***** Material for this task *****

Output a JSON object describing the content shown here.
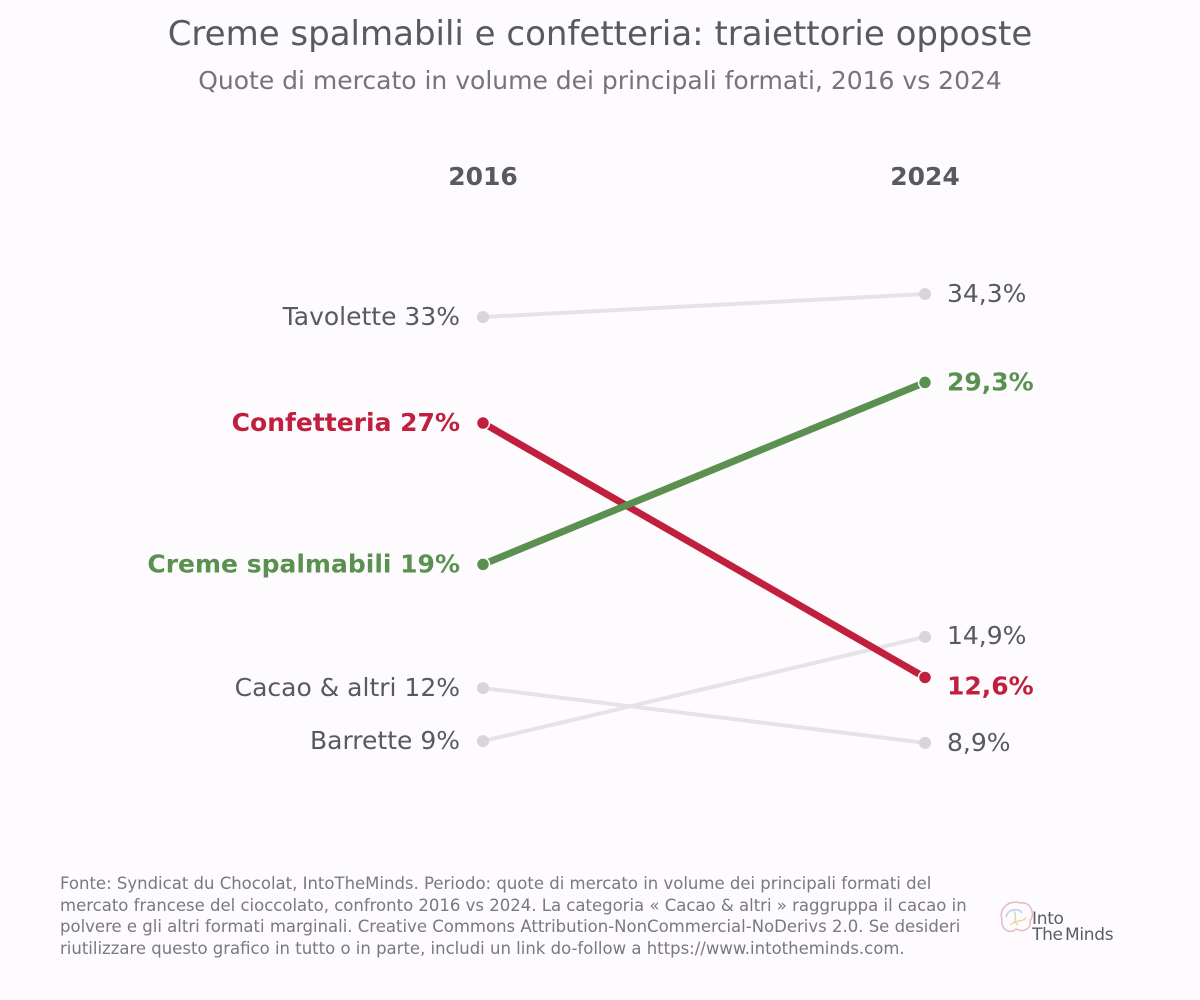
{
  "header": {
    "title": "Creme spalmabili e confetteria: traiettorie opposte",
    "subtitle": "Quote di mercato in volume dei principali formati, 2016 vs 2024"
  },
  "footer": {
    "source": "Fonte: Syndicat du Chocolat, IntoTheMinds. Periodo: quote di mercato in volume dei principali formati del mercato francese del cioccolato, confronto 2016 vs 2024. La categoria « Cacao & altri » raggruppa il cacao in polvere e gli altri formati marginali. Creative Commons Attribution-NonCommercial-NoDerivs 2.0. Se desideri riutilizzare questo grafico in tutto o in parte, includi un link do-follow a https://www.intotheminds.com."
  },
  "logo": {
    "part1": "Into",
    "part2": "The",
    "part3": "Minds"
  },
  "chart_data": {
    "type": "slope",
    "x": [
      "2016",
      "2024"
    ],
    "y_unit": "%",
    "series": [
      {
        "name": "Tavolette",
        "values": [
          33,
          34.3
        ],
        "labels": [
          "33%",
          "34,3%"
        ],
        "highlight": false,
        "color": "#e6e3e7"
      },
      {
        "name": "Confetteria",
        "values": [
          27,
          12.6
        ],
        "labels": [
          "27%",
          "12,6%"
        ],
        "highlight": true,
        "color": "#c0203d"
      },
      {
        "name": "Creme spalmabili",
        "values": [
          19,
          29.3
        ],
        "labels": [
          "19%",
          "29,3%"
        ],
        "highlight": true,
        "color": "#5a9150"
      },
      {
        "name": "Cacao & altri",
        "values": [
          12,
          8.9
        ],
        "labels": [
          "12%",
          "8,9%"
        ],
        "highlight": false,
        "color": "#e6e3e7"
      },
      {
        "name": "Barrette",
        "values": [
          9,
          14.9
        ],
        "labels": [
          "9%",
          "14,9%"
        ],
        "highlight": false,
        "color": "#e6e3e7"
      }
    ]
  },
  "colors": {
    "muted_text": "#5a5860",
    "muted_line": "#e6e3e7",
    "muted_dot": "#d8d5da",
    "confetteria": "#c0203d",
    "creme": "#5a9150",
    "background": "#fdfbfd"
  }
}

*****

Description of the task: Extract each line from the entries above that contains the string "mercato".

Correct answer:
    "subtitle": "Quote di mercato in volume dei principali formati, 2016 vs 2024"
    "source": "Fonte: Syndicat du Chocolat, IntoTheMinds. Periodo: quote di mercato in volume dei principali formati del mercato francese del cioccolato, confronto 2016 vs 2024. La categoria « Cacao & altri » raggruppa il cacao in polvere e gli altri formati marginali. Creative Commons Attribution-NonCommercial-NoDerivs 2.0. Se desideri riutilizzare questo grafico in tutto o in parte, includi un link do-follow a https://www.intotheminds.com."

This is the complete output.